-- START DATA --
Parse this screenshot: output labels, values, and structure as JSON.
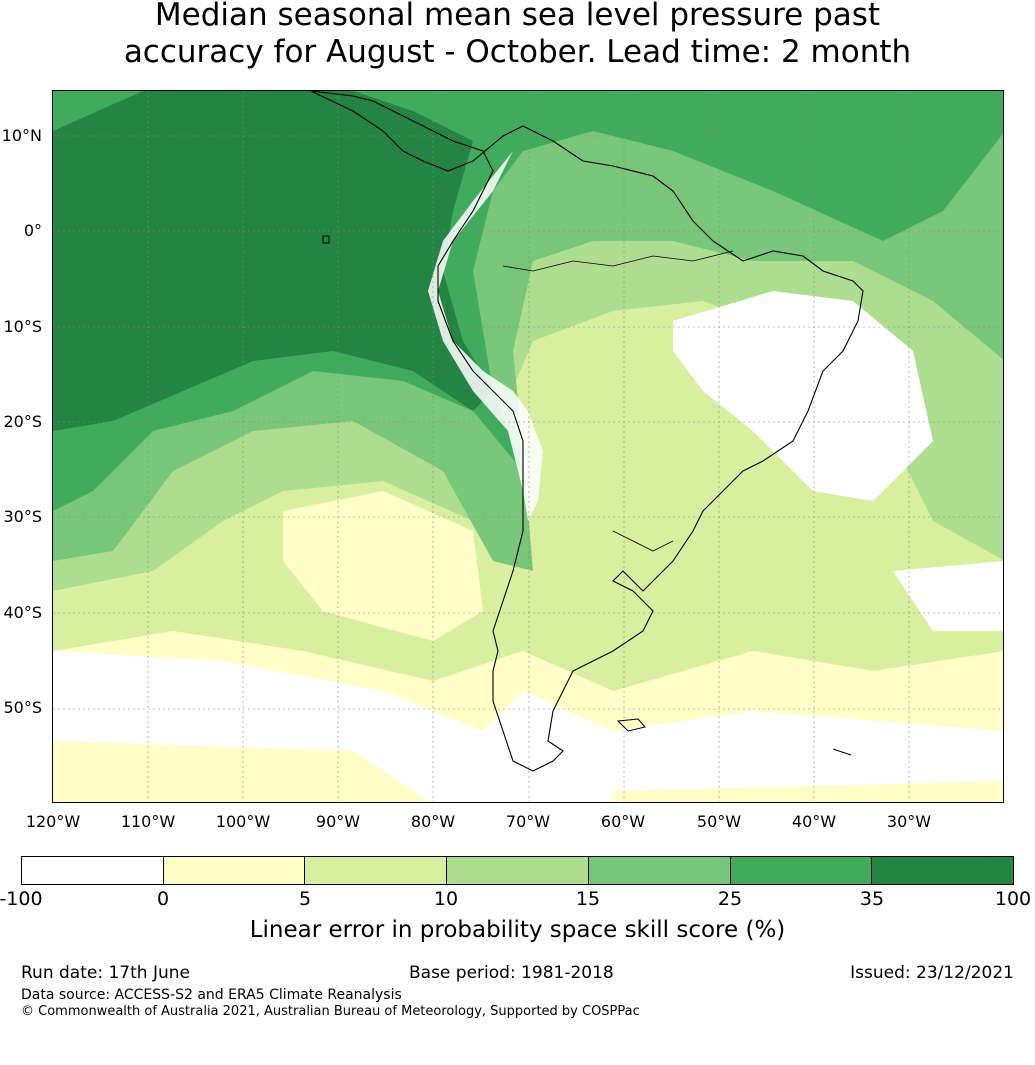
{
  "title": {
    "line1": "Median seasonal mean sea level pressure past",
    "line2": "accuracy for August - October. Lead time: 2 month"
  },
  "map": {
    "lat_labels": [
      "10°N",
      "0°",
      "10°S",
      "20°S",
      "30°S",
      "40°S",
      "50°S"
    ],
    "lon_labels": [
      "120°W",
      "110°W",
      "100°W",
      "90°W",
      "80°W",
      "70°W",
      "60°W",
      "50°W",
      "40°W",
      "30°W"
    ]
  },
  "colorbar": {
    "ticks": [
      "-100",
      "0",
      "5",
      "10",
      "15",
      "25",
      "35",
      "100"
    ],
    "colors": [
      "#ffffff",
      "#ffffc7",
      "#d9efa0",
      "#addd8e",
      "#78c679",
      "#41ab5d",
      "#238443"
    ],
    "label": "Linear error in probability space skill score (%)"
  },
  "footer": {
    "run_date": "Run date: 17th June",
    "base_period": "Base period: 1981-2018",
    "issued": "Issued: 23/12/2021",
    "data_source": "Data source: ACCESS-S2 and ERA5 Climate Reanalysis",
    "copyright": "© Commonwealth of Australia 2021, Australian Bureau of Meteorology, Supported by COSPPac"
  }
}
-- END DATA --
THE EXERCISE
Write the listing out a second time exactly, dropping all images.

COMPLETE OUTPUT
Parse this screenshot: output labels, values, and structure as JSON.
{
  "title": {
    "line1": "Median seasonal mean sea level pressure past",
    "line2": "accuracy for August - October. Lead time: 2 month"
  },
  "map": {
    "lat_labels": [
      "10°N",
      "0°",
      "10°S",
      "20°S",
      "30°S",
      "40°S",
      "50°S"
    ],
    "lon_labels": [
      "120°W",
      "110°W",
      "100°W",
      "90°W",
      "80°W",
      "70°W",
      "60°W",
      "50°W",
      "40°W",
      "30°W"
    ]
  },
  "colorbar": {
    "ticks": [
      "-100",
      "0",
      "5",
      "10",
      "15",
      "25",
      "35",
      "100"
    ],
    "colors": [
      "#ffffff",
      "#ffffc7",
      "#d9efa0",
      "#addd8e",
      "#78c679",
      "#41ab5d",
      "#238443"
    ],
    "label": "Linear error in probability space skill score (%)"
  },
  "footer": {
    "run_date": "Run date: 17th June",
    "base_period": "Base period: 1981-2018",
    "issued": "Issued: 23/12/2021",
    "data_source": "Data source: ACCESS-S2 and ERA5 Climate Reanalysis",
    "copyright": "© Commonwealth of Australia 2021, Australian Bureau of Meteorology, Supported by COSPPac"
  }
}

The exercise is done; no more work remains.